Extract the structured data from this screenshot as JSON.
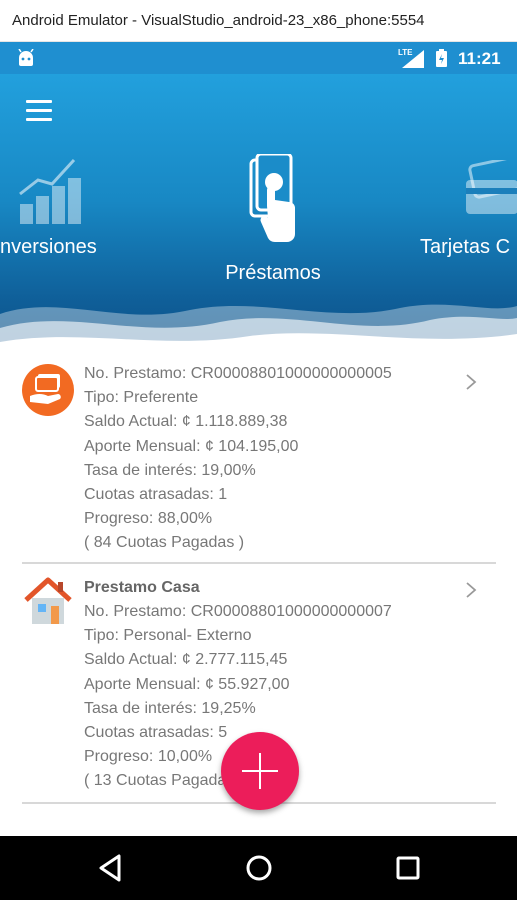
{
  "window": {
    "title": "Android Emulator - VisualStudio_android-23_x86_phone:5554"
  },
  "statusbar": {
    "lte": "LTE",
    "time": "11:21",
    "icons": [
      "android-icon",
      "lte-signal-icon",
      "battery-icon"
    ]
  },
  "header": {
    "menu_icon": "hamburger-menu-icon",
    "categories": [
      {
        "label": "nversiones",
        "icon": "growth-chart-icon"
      },
      {
        "label": "Préstamos",
        "icon": "hand-money-icon"
      },
      {
        "label": "Tarjetas C",
        "icon": "credit-card-icon"
      }
    ],
    "colors": {
      "top": "#22a0dd",
      "bottom": "#0d4f85"
    }
  },
  "loans": [
    {
      "icon": "hand-money-orange-icon",
      "title": "",
      "no_prestamo": "No. Prestamo:  CR00008801000000000005",
      "tipo": "Tipo:  Preferente",
      "saldo": "Saldo Actual:  ¢ 1.118.889,38",
      "aporte": "Aporte Mensual:  ¢ 104.195,00",
      "tasa": "Tasa de interés:  19,00%",
      "cuotas_atrasadas": "Cuotas atrasadas:  1",
      "progreso": "Progreso:  88,00%",
      "cuotas_pagadas": "(  84  Cuotas Pagadas  )"
    },
    {
      "icon": "house-icon",
      "title": "Prestamo Casa",
      "no_prestamo": "No. Prestamo:  CR00008801000000000007",
      "tipo": "Tipo:  Personal- Externo",
      "saldo": "Saldo Actual:  ¢ 2.777.115,45",
      "aporte": "Aporte Mensual:  ¢ 55.927,00",
      "tasa": "Tasa de interés:  19,25%",
      "cuotas_atrasadas": "Cuotas atrasadas:  5",
      "progreso": "Progreso:  10,00%",
      "cuotas_pagadas": "(  13  Cuotas Pagadas  )"
    }
  ],
  "fab": {
    "icon": "plus-icon",
    "color": "#ec1d5a"
  },
  "navbar": {
    "icons": [
      "back-icon",
      "home-icon",
      "recents-icon"
    ]
  }
}
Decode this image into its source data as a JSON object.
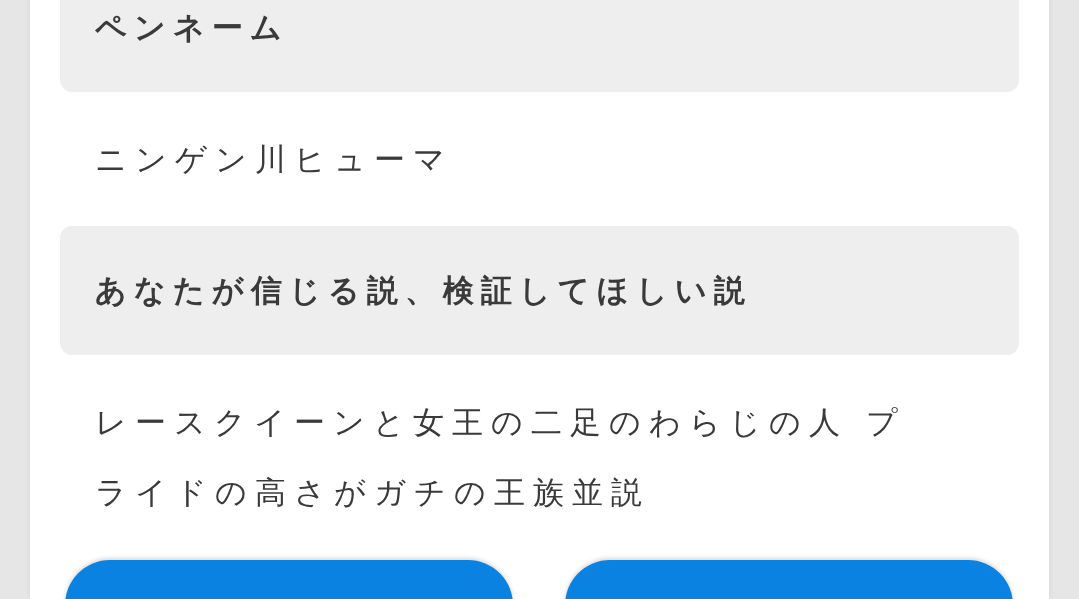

### Task requirements:
Your answer should be only the number of lines that hold the word "Tipo".

### The completed task:
2